EXERCISE GOAL -
Go through the entries below and copy each line containing the word "name".

SUPPLIED MATERIAL -
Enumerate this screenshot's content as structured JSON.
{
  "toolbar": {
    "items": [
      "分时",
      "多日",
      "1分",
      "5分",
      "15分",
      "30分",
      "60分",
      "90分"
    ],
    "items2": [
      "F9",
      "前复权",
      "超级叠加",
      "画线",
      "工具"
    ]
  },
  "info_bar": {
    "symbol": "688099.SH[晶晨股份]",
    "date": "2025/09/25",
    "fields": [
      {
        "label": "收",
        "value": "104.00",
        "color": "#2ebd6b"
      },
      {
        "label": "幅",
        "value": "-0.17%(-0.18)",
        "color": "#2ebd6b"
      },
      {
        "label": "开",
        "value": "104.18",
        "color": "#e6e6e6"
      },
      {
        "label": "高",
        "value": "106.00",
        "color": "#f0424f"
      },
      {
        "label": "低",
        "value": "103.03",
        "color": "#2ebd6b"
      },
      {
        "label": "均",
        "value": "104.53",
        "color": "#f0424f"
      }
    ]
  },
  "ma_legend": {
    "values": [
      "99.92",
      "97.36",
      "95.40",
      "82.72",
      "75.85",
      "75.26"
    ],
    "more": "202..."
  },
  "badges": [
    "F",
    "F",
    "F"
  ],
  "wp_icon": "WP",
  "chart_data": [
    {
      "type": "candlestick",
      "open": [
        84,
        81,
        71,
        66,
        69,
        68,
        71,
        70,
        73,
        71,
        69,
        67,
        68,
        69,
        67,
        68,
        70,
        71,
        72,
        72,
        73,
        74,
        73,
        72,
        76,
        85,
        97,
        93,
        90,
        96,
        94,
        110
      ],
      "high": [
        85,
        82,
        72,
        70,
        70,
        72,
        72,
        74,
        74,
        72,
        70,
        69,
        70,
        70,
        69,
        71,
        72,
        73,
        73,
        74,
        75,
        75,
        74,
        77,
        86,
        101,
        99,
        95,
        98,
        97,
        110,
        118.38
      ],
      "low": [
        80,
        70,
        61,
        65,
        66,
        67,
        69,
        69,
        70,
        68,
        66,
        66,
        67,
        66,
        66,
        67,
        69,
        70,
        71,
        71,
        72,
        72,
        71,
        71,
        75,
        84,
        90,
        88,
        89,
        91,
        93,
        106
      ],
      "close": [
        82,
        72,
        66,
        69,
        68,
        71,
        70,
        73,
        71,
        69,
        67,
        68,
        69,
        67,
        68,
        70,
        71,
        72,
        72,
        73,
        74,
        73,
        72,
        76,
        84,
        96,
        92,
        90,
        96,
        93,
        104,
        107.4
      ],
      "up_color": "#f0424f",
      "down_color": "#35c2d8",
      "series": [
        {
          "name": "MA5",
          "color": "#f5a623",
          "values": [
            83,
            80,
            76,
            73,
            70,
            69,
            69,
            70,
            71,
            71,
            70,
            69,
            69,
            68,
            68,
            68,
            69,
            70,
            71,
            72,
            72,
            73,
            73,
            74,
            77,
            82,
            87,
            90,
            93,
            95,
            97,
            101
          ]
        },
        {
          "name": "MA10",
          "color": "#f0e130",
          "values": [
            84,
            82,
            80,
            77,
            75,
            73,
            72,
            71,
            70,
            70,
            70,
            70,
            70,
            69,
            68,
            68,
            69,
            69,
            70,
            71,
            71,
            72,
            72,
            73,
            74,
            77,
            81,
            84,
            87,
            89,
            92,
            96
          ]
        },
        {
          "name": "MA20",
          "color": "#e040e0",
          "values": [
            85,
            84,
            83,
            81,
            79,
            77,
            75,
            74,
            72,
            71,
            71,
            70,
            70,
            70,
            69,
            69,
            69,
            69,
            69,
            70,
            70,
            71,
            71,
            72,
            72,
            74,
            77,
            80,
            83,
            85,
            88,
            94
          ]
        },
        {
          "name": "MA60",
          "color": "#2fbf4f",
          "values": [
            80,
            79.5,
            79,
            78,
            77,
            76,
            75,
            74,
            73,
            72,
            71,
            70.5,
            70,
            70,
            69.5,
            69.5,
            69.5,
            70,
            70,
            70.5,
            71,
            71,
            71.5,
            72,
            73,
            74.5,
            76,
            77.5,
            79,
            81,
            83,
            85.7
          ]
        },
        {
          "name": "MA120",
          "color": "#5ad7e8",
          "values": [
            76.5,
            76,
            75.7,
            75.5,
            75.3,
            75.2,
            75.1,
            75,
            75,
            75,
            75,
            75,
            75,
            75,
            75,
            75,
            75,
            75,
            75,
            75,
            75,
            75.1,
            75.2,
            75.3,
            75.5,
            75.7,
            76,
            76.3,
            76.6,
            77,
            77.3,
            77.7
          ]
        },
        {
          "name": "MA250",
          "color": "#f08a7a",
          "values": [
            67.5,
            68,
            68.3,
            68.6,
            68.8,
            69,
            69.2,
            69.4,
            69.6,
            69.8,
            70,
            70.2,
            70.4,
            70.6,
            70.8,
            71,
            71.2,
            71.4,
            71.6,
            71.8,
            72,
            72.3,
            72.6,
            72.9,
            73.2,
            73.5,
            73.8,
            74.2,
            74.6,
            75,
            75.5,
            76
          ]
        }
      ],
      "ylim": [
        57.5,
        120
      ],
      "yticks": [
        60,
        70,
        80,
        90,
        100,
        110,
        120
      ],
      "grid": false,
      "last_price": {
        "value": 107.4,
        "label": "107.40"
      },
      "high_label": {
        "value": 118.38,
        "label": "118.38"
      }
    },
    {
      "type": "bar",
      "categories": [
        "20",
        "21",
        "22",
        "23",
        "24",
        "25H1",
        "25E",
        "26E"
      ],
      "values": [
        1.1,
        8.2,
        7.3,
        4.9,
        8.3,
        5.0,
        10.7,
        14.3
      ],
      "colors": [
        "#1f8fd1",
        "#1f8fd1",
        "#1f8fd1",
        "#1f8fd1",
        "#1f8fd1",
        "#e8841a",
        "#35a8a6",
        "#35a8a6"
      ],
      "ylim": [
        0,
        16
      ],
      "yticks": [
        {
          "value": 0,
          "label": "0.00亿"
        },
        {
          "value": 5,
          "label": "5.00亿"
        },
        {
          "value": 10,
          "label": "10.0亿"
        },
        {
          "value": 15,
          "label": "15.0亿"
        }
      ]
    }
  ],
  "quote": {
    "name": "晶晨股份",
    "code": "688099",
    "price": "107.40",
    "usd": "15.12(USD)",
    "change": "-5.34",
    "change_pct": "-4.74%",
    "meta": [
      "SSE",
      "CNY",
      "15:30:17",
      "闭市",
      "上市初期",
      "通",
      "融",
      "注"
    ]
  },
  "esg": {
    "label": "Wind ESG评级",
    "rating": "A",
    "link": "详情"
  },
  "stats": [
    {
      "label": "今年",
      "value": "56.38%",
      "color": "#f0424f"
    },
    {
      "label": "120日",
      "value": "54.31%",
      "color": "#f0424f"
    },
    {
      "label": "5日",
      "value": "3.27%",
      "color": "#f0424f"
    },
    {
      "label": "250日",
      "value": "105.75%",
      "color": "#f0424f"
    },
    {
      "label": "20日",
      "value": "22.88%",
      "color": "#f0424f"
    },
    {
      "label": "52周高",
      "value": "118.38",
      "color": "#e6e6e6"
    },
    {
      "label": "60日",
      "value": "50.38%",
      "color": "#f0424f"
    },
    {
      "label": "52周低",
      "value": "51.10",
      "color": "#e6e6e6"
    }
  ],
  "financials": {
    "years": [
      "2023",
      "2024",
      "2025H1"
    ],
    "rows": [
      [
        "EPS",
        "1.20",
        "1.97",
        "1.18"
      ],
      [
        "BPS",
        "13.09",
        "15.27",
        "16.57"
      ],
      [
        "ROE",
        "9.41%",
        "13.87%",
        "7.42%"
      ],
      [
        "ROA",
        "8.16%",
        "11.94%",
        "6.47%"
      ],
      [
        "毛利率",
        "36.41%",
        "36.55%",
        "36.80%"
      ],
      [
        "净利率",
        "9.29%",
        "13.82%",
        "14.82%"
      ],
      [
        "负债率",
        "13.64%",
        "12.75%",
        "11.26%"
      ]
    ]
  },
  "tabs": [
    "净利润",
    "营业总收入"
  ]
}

RESPONSE TO THIS TASK -
          "name": "MA5",
          "name": "MA10",
          "name": "MA20",
          "name": "MA60",
          "name": "MA120",
          "name": "MA250",
    "name": "晶晨股份",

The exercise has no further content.